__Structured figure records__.
________

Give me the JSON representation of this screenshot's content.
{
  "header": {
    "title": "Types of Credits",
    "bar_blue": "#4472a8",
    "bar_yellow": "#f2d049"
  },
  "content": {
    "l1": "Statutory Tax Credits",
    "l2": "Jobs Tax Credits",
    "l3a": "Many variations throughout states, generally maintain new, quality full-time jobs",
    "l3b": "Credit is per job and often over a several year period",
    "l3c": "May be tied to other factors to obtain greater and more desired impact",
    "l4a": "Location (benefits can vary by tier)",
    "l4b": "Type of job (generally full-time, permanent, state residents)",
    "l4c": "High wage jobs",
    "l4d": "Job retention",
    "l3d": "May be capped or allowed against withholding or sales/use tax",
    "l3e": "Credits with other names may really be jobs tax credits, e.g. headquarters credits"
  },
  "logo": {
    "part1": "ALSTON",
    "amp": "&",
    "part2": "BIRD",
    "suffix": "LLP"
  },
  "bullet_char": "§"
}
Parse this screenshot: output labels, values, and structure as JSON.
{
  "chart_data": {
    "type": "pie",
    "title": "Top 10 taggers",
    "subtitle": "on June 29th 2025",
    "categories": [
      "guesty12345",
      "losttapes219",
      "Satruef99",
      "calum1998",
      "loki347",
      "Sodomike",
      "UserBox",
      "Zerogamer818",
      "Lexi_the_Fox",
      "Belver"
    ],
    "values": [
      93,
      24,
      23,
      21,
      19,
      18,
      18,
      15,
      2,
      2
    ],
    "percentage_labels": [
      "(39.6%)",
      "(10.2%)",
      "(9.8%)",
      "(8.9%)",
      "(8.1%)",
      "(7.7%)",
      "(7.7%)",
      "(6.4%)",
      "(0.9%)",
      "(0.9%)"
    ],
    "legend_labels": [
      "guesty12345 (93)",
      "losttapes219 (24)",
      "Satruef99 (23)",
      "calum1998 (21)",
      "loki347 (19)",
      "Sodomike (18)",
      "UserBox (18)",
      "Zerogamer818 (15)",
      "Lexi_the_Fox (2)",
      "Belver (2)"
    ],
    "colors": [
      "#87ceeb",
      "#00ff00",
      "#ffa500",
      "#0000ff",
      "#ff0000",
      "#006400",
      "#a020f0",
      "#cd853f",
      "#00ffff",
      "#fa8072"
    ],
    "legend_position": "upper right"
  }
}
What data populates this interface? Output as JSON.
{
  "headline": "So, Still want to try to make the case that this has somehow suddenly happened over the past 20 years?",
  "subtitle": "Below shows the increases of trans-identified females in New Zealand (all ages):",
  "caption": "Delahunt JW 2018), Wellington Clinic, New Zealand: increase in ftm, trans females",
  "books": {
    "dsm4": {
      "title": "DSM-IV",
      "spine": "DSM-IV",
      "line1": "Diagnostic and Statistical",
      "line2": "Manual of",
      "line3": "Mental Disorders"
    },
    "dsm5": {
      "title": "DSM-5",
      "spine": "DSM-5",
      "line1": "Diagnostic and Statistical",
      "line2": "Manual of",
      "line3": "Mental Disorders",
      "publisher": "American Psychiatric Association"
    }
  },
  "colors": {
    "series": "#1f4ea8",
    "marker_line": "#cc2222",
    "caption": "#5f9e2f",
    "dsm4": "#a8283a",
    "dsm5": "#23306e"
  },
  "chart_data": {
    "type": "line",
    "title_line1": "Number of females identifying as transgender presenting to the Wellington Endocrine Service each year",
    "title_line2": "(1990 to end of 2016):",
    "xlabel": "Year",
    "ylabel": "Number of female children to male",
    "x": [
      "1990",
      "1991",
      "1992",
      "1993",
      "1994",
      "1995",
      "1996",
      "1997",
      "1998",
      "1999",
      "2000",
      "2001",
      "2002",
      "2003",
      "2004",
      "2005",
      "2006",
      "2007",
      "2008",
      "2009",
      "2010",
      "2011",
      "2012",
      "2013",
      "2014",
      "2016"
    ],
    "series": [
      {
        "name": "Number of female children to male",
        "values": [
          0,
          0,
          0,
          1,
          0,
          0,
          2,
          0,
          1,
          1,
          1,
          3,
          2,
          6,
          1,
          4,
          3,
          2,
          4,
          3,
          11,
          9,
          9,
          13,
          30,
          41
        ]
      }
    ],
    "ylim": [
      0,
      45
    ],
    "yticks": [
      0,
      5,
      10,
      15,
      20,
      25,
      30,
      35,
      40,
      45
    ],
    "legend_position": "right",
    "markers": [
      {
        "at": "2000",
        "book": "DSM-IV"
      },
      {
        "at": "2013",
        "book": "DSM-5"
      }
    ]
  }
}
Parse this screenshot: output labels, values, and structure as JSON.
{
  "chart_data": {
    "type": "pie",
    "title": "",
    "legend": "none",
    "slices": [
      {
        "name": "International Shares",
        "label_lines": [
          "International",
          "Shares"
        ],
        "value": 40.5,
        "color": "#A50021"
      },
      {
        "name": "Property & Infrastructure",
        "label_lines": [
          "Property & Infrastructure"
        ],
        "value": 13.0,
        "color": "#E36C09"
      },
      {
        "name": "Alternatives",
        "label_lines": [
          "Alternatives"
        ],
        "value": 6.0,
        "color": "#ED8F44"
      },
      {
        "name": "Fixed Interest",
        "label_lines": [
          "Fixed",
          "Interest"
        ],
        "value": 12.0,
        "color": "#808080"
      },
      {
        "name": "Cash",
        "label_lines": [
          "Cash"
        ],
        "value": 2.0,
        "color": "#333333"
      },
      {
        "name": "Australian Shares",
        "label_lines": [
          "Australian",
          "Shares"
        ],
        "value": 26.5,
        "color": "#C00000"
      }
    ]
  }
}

________

__PROBLEM TO SOLVE__. Each line in the material either holds the string "Shares" or does not. State how many do, and nothing else.

__THE OUTPUT__. 4